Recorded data

........

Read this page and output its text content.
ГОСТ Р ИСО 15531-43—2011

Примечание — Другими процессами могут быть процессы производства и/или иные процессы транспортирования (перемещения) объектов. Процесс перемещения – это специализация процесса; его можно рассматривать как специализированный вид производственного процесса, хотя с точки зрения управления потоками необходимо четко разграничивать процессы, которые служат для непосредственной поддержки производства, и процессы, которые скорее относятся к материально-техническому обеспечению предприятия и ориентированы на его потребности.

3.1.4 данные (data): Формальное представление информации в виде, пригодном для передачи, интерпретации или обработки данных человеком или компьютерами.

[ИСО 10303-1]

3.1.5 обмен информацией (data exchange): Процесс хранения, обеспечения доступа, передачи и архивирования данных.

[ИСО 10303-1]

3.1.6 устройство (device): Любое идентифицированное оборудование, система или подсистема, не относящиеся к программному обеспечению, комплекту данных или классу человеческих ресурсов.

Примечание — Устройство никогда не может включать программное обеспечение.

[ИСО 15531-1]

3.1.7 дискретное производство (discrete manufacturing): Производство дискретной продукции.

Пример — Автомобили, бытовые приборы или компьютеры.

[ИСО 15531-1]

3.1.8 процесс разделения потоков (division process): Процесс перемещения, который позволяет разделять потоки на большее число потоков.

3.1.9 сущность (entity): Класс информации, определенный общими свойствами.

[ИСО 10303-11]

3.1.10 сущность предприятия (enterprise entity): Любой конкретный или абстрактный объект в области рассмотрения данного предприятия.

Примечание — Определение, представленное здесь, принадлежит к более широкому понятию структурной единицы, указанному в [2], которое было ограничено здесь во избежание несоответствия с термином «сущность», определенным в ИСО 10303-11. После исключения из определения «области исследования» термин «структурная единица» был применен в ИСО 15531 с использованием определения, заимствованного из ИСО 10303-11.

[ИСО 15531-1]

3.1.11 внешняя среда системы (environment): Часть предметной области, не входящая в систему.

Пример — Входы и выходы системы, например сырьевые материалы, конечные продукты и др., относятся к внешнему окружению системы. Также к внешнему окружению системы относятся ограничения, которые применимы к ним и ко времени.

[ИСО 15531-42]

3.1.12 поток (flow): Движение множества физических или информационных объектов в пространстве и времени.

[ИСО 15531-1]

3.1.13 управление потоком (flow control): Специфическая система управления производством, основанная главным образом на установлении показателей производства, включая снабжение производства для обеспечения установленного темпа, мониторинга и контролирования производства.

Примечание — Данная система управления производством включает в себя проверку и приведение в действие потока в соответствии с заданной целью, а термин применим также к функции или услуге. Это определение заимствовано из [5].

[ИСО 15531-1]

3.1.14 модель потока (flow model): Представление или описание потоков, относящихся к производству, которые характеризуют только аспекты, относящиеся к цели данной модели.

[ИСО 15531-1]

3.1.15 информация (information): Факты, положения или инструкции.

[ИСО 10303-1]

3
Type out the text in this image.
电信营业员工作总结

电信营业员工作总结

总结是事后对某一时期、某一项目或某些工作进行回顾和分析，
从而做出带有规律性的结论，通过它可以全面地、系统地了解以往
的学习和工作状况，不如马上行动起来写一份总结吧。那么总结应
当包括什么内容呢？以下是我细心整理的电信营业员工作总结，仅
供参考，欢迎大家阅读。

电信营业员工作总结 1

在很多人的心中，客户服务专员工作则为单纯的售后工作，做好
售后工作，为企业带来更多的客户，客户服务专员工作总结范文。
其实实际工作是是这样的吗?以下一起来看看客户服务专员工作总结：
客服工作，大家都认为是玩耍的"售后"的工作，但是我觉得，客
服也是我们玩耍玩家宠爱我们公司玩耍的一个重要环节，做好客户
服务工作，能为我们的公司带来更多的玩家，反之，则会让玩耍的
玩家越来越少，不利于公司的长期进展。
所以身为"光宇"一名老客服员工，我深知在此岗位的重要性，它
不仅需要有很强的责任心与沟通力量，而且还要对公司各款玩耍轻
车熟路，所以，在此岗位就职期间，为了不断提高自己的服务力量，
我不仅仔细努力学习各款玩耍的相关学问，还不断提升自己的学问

........

> _Your instructions_:
Hand back the material above in full, exactly as written.

> _Answer to the task_:
Read this page and output its text content.
ГОСТ Р ИСО 15531-43—2011

Примечание — Другими процессами могут быть процессы производства и/или иные процессы транспортирования (перемещения) объектов. Процесс перемещения – это специализация процесса; его можно рассматривать как специализированный вид производственного процесса, хотя с точки зрения управления потоками необходимо четко разграничивать процессы, которые служат для непосредственной поддержки производства, и процессы, которые скорее относятся к материально-техническому обеспечению предприятия и ориентированы на его потребности.

3.1.4 данные (data): Формальное представление информации в виде, пригодном для передачи, интерпретации или обработки данных человеком или компьютерами.

[ИСО 10303-1]

3.1.5 обмен информацией (data exchange): Процесс хранения, обеспечения доступа, передачи и архивирования данных.

[ИСО 10303-1]

3.1.6 устройство (device): Любое идентифицированное оборудование, система или подсистема, не относящиеся к программному обеспечению, комплекту данных или классу человеческих ресурсов.

Примечание — Устройство никогда не может включать программное обеспечение.

[ИСО 15531-1]

3.1.7 дискретное производство (discrete manufacturing): Производство дискретной продукции.

Пример — Автомобили, бытовые приборы или компьютеры.

[ИСО 15531-1]

3.1.8 процесс разделения потоков (division process): Процесс перемещения, который позволяет разделять потоки на большее число потоков.

3.1.9 сущность (entity): Класс информации, определенный общими свойствами.

[ИСО 10303-11]

3.1.10 сущность предприятия (enterprise entity): Любой конкретный или абстрактный объект в области рассмотрения данного предприятия.

Примечание — Определение, представленное здесь, принадлежит к более широкому понятию структурной единицы, указанному в [2], которое было ограничено здесь во избежание несоответствия с термином «сущность», определенным в ИСО 10303-11. После исключения из определения «области исследования» термин «структурная единица» был применен в ИСО 15531 с использованием определения, заимствованного из ИСО 10303-11.

[ИСО 15531-1]

3.1.11 внешняя среда системы (environment): Часть предметной области, не входящая в систему.

Пример — Входы и выходы системы, например сырьевые материалы, конечные продукты и др., относятся к внешнему окружению системы. Также к внешнему окружению системы относятся ограничения, которые применимы к ним и ко времени.

[ИСО 15531-42]

3.1.12 поток (flow): Движение множества физических или информационных объектов в пространстве и времени.

[ИСО 15531-1]

3.1.13 управление потоком (flow control): Специфическая система управления производством, основанная главным образом на установлении показателей производства, включая снабжение производства для обеспечения установленного темпа, мониторинга и контролирования производства.

Примечание — Данная система управления производством включает в себя проверку и приведение в действие потока в соответствии с заданной целью, а термин применим также к функции или услуге. Это определение заимствовано из [5].

[ИСО 15531-1]

3.1.14 модель потока (flow model): Представление или описание потоков, относящихся к производству, которые характеризуют только аспекты, относящиеся к цели данной модели.

[ИСО 15531-1]

3.1.15 информация (information): Факты, положения или инструкции.

[ИСО 10303-1]

3
Type out the text in this image.
电信营业员工作总结

电信营业员工作总结

总结是事后对某一时期、某一项目或某些工作进行回顾和分析，
从而做出带有规律性的结论，通过它可以全面地、系统地了解以往
的学习和工作状况，不如马上行动起来写一份总结吧。那么总结应
当包括什么内容呢？以下是我细心整理的电信营业员工作总结，仅
供参考，欢迎大家阅读。

电信营业员工作总结 1

在很多人的心中，客户服务专员工作则为单纯的售后工作，做好
售后工作，为企业带来更多的客户，客户服务专员工作总结范文。
其实实际工作是是这样的吗?以下一起来看看客户服务专员工作总结：
客服工作，大家都认为是玩耍的"售后"的工作，但是我觉得，客
服也是我们玩耍玩家宠爱我们公司玩耍的一个重要环节，做好客户
服务工作，能为我们的公司带来更多的玩家，反之，则会让玩耍的
玩家越来越少，不利于公司的长期进展。
所以身为"光宇"一名老客服员工，我深知在此岗位的重要性，它
不仅需要有很强的责任心与沟通力量，而且还要对公司各款玩耍轻
车熟路，所以，在此岗位就职期间，为了不断提高自己的服务力量，
我不仅仔细努力学习各款玩耍的相关学问，还不断提升自己的学问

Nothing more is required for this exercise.